**Task to complete**. Scan the records for the string "highlight"; copy each line where it occurs.

**Provided entries**.

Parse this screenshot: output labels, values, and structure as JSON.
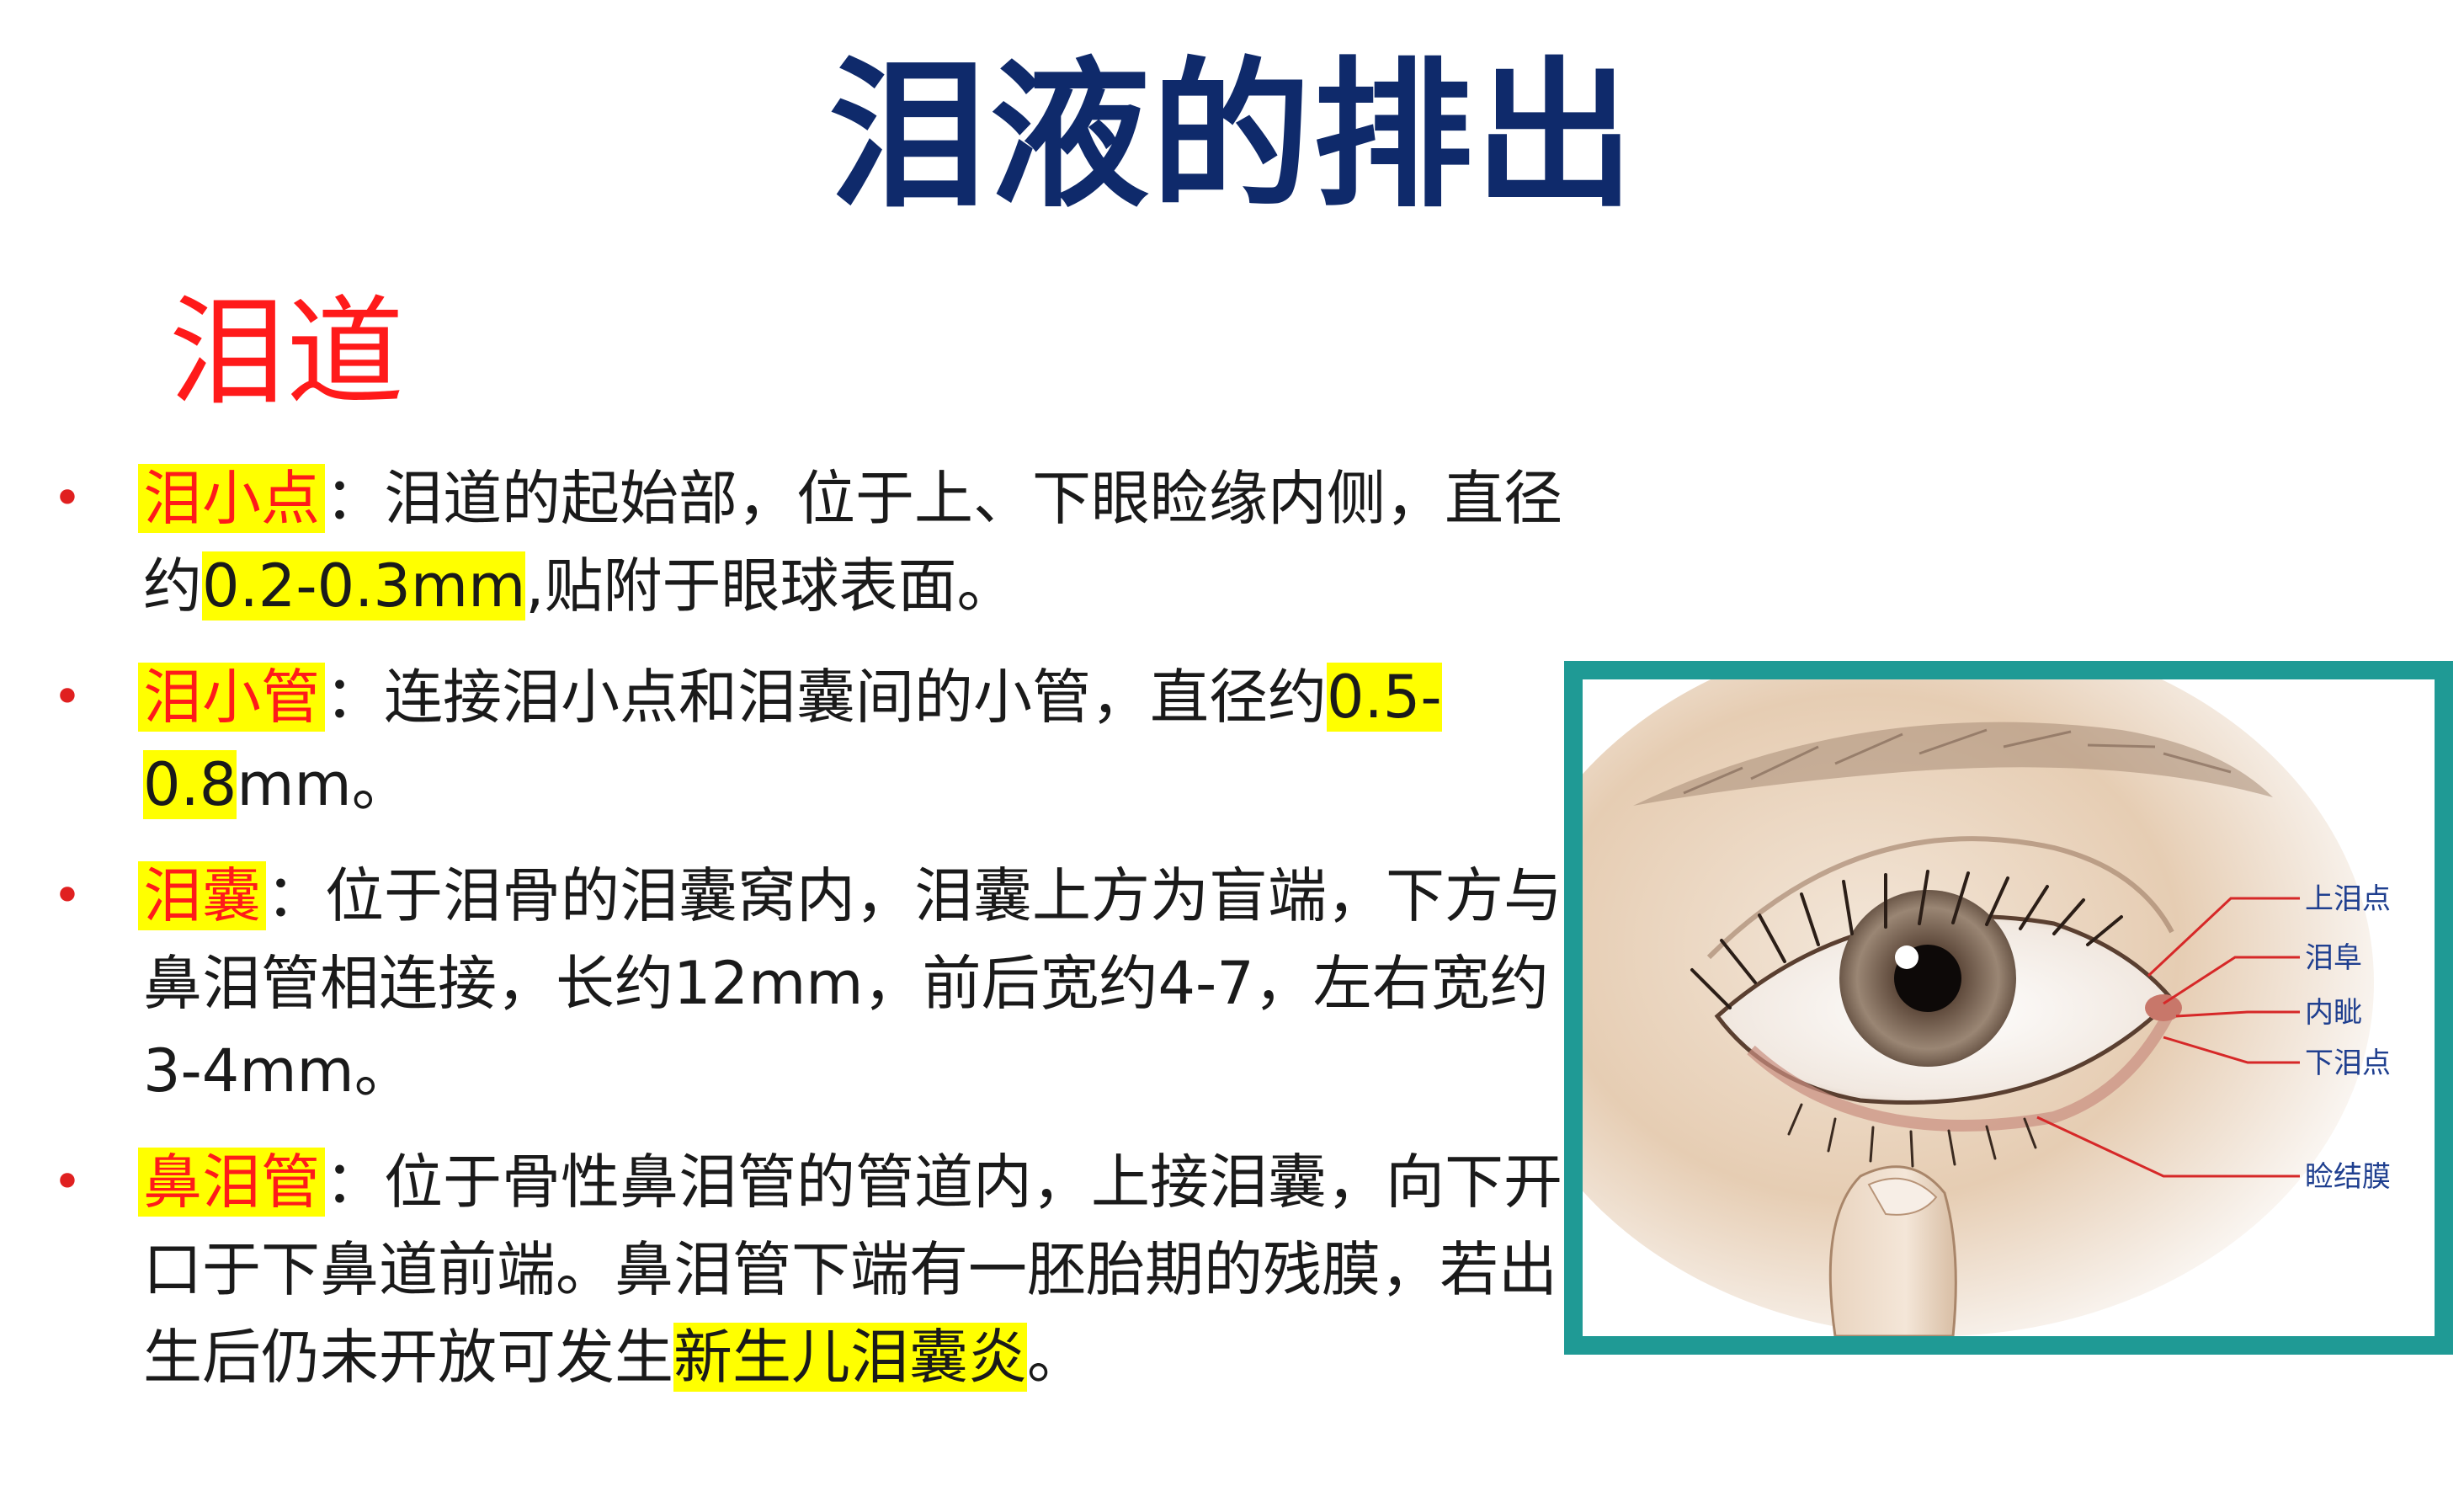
{
  "title": "泪液的排出",
  "section_heading": "泪道",
  "bullets": [
    {
      "term": "泪小点",
      "sep": "：",
      "text_a": "泪道的起始部，位于上、下眼睑缘内侧，直径约",
      "highlight": "0.2-0.3mm",
      "text_b": ",贴附于眼球表面。"
    },
    {
      "term": "泪小管",
      "sep": "：",
      "text_a": "连接泪小点和泪囊间的小管，直径约",
      "highlight": "0.5-0.8",
      "text_b": "mm。"
    },
    {
      "term": "泪囊",
      "sep": "：",
      "text_a": "位于泪骨的泪囊窝内，泪囊上方为盲端，下方与鼻泪管相连接，长约12mm，前后宽约4-7，左右宽约3-4mm。",
      "highlight": "",
      "text_b": ""
    },
    {
      "term": "鼻泪管",
      "sep": "：",
      "text_a": "位于骨性鼻泪管的管道内，上接泪囊，向下开口于下鼻道前端。鼻泪管下端有一胚胎期的残膜，若出生后仍未开放可发生",
      "highlight": "新生儿泪囊炎",
      "text_b": "。"
    }
  ],
  "figure": {
    "labels": [
      "上泪点",
      "泪阜",
      "内眦",
      "下泪点",
      "睑结膜"
    ]
  },
  "colors": {
    "title": "#0f2a6b",
    "heading": "#ff1a1a",
    "highlight": "#ffff00",
    "frame": "#1f9a95",
    "leader_line": "#d62828"
  }
}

**Expected output**.
      "highlight": "0.2-0.3mm",
      "highlight": "0.5-0.8",
      "highlight": "",
      "highlight": "新生儿泪囊炎",
    "highlight": "#ffff00",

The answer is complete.